▶ **Your task**:
Every line of the material that follows must be printed again exactly.

▶ **Supplied data**:

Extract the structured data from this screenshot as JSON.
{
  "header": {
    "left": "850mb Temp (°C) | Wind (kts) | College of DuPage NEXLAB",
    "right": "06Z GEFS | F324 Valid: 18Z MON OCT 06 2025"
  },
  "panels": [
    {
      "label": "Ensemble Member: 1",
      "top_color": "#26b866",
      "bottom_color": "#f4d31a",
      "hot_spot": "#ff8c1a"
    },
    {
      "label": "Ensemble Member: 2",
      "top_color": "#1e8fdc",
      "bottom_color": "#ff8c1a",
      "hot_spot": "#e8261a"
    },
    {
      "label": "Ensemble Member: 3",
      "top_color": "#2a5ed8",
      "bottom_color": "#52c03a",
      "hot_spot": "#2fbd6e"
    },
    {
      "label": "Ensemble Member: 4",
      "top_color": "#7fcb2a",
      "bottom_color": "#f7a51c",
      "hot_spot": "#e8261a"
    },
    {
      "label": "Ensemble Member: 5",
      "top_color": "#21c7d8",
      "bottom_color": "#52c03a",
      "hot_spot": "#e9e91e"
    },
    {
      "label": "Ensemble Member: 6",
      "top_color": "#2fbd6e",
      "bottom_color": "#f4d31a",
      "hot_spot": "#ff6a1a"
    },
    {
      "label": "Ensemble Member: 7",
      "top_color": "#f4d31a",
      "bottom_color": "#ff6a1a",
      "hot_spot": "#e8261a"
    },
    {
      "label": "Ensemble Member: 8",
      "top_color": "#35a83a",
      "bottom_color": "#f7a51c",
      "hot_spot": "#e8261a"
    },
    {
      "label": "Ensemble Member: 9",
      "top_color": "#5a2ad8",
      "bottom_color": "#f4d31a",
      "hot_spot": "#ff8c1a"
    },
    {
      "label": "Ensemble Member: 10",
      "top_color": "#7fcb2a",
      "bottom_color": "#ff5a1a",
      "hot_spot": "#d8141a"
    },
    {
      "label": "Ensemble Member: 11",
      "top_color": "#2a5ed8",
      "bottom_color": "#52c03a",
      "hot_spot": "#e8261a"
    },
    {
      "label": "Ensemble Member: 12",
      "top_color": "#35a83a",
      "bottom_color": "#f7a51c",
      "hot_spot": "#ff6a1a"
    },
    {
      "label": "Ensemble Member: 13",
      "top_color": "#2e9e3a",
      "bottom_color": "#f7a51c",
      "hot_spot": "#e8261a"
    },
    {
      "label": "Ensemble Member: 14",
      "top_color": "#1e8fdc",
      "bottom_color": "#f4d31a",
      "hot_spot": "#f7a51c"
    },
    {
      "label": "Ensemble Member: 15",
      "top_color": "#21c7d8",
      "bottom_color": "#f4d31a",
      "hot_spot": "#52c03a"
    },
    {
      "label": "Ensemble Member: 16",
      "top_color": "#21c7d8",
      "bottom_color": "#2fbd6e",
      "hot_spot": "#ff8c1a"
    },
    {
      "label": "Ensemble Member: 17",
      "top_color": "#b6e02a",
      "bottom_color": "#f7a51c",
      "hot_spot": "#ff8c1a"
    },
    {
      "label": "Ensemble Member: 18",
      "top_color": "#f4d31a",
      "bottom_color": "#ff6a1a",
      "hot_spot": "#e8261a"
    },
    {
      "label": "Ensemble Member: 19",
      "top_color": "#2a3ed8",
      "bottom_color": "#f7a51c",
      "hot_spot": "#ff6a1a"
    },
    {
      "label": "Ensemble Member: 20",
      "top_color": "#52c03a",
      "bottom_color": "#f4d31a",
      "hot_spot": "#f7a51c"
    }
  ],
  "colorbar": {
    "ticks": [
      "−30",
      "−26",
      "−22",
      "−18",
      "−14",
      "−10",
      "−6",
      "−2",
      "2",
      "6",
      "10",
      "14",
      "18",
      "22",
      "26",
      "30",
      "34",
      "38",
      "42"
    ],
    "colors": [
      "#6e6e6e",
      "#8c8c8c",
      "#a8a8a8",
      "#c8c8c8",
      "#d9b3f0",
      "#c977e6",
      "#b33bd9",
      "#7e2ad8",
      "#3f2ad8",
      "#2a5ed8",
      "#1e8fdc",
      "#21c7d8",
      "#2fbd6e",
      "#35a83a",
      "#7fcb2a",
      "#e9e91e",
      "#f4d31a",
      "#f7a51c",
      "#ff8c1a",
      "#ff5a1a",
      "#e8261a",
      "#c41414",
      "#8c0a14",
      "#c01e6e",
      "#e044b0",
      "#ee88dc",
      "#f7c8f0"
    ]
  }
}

▶ **Final result**:
Extract the structured data from this screenshot as JSON.
{
  "header": {
    "left": "850mb Temp (°C) | Wind (kts) | College of DuPage NEXLAB",
    "right": "06Z GEFS | F324 Valid: 18Z MON OCT 06 2025"
  },
  "panels": [
    {
      "label": "Ensemble Member: 1",
      "top_color": "#26b866",
      "bottom_color": "#f4d31a",
      "hot_spot": "#ff8c1a"
    },
    {
      "label": "Ensemble Member: 2",
      "top_color": "#1e8fdc",
      "bottom_color": "#ff8c1a",
      "hot_spot": "#e8261a"
    },
    {
      "label": "Ensemble Member: 3",
      "top_color": "#2a5ed8",
      "bottom_color": "#52c03a",
      "hot_spot": "#2fbd6e"
    },
    {
      "label": "Ensemble Member: 4",
      "top_color": "#7fcb2a",
      "bottom_color": "#f7a51c",
      "hot_spot": "#e8261a"
    },
    {
      "label": "Ensemble Member: 5",
      "top_color": "#21c7d8",
      "bottom_color": "#52c03a",
      "hot_spot": "#e9e91e"
    },
    {
      "label": "Ensemble Member: 6",
      "top_color": "#2fbd6e",
      "bottom_color": "#f4d31a",
      "hot_spot": "#ff6a1a"
    },
    {
      "label": "Ensemble Member: 7",
      "top_color": "#f4d31a",
      "bottom_color": "#ff6a1a",
      "hot_spot": "#e8261a"
    },
    {
      "label": "Ensemble Member: 8",
      "top_color": "#35a83a",
      "bottom_color": "#f7a51c",
      "hot_spot": "#e8261a"
    },
    {
      "label": "Ensemble Member: 9",
      "top_color": "#5a2ad8",
      "bottom_color": "#f4d31a",
      "hot_spot": "#ff8c1a"
    },
    {
      "label": "Ensemble Member: 10",
      "top_color": "#7fcb2a",
      "bottom_color": "#ff5a1a",
      "hot_spot": "#d8141a"
    },
    {
      "label": "Ensemble Member: 11",
      "top_color": "#2a5ed8",
      "bottom_color": "#52c03a",
      "hot_spot": "#e8261a"
    },
    {
      "label": "Ensemble Member: 12",
      "top_color": "#35a83a",
      "bottom_color": "#f7a51c",
      "hot_spot": "#ff6a1a"
    },
    {
      "label": "Ensemble Member: 13",
      "top_color": "#2e9e3a",
      "bottom_color": "#f7a51c",
      "hot_spot": "#e8261a"
    },
    {
      "label": "Ensemble Member: 14",
      "top_color": "#1e8fdc",
      "bottom_color": "#f4d31a",
      "hot_spot": "#f7a51c"
    },
    {
      "label": "Ensemble Member: 15",
      "top_color": "#21c7d8",
      "bottom_color": "#f4d31a",
      "hot_spot": "#52c03a"
    },
    {
      "label": "Ensemble Member: 16",
      "top_color": "#21c7d8",
      "bottom_color": "#2fbd6e",
      "hot_spot": "#ff8c1a"
    },
    {
      "label": "Ensemble Member: 17",
      "top_color": "#b6e02a",
      "bottom_color": "#f7a51c",
      "hot_spot": "#ff8c1a"
    },
    {
      "label": "Ensemble Member: 18",
      "top_color": "#f4d31a",
      "bottom_color": "#ff6a1a",
      "hot_spot": "#e8261a"
    },
    {
      "label": "Ensemble Member: 19",
      "top_color": "#2a3ed8",
      "bottom_color": "#f7a51c",
      "hot_spot": "#ff6a1a"
    },
    {
      "label": "Ensemble Member: 20",
      "top_color": "#52c03a",
      "bottom_color": "#f4d31a",
      "hot_spot": "#f7a51c"
    }
  ],
  "colorbar": {
    "ticks": [
      "−30",
      "−26",
      "−22",
      "−18",
      "−14",
      "−10",
      "−6",
      "−2",
      "2",
      "6",
      "10",
      "14",
      "18",
      "22",
      "26",
      "30",
      "34",
      "38",
      "42"
    ],
    "colors": [
      "#6e6e6e",
      "#8c8c8c",
      "#a8a8a8",
      "#c8c8c8",
      "#d9b3f0",
      "#c977e6",
      "#b33bd9",
      "#7e2ad8",
      "#3f2ad8",
      "#2a5ed8",
      "#1e8fdc",
      "#21c7d8",
      "#2fbd6e",
      "#35a83a",
      "#7fcb2a",
      "#e9e91e",
      "#f4d31a",
      "#f7a51c",
      "#ff8c1a",
      "#ff5a1a",
      "#e8261a",
      "#c41414",
      "#8c0a14",
      "#c01e6e",
      "#e044b0",
      "#ee88dc",
      "#f7c8f0"
    ]
  }
}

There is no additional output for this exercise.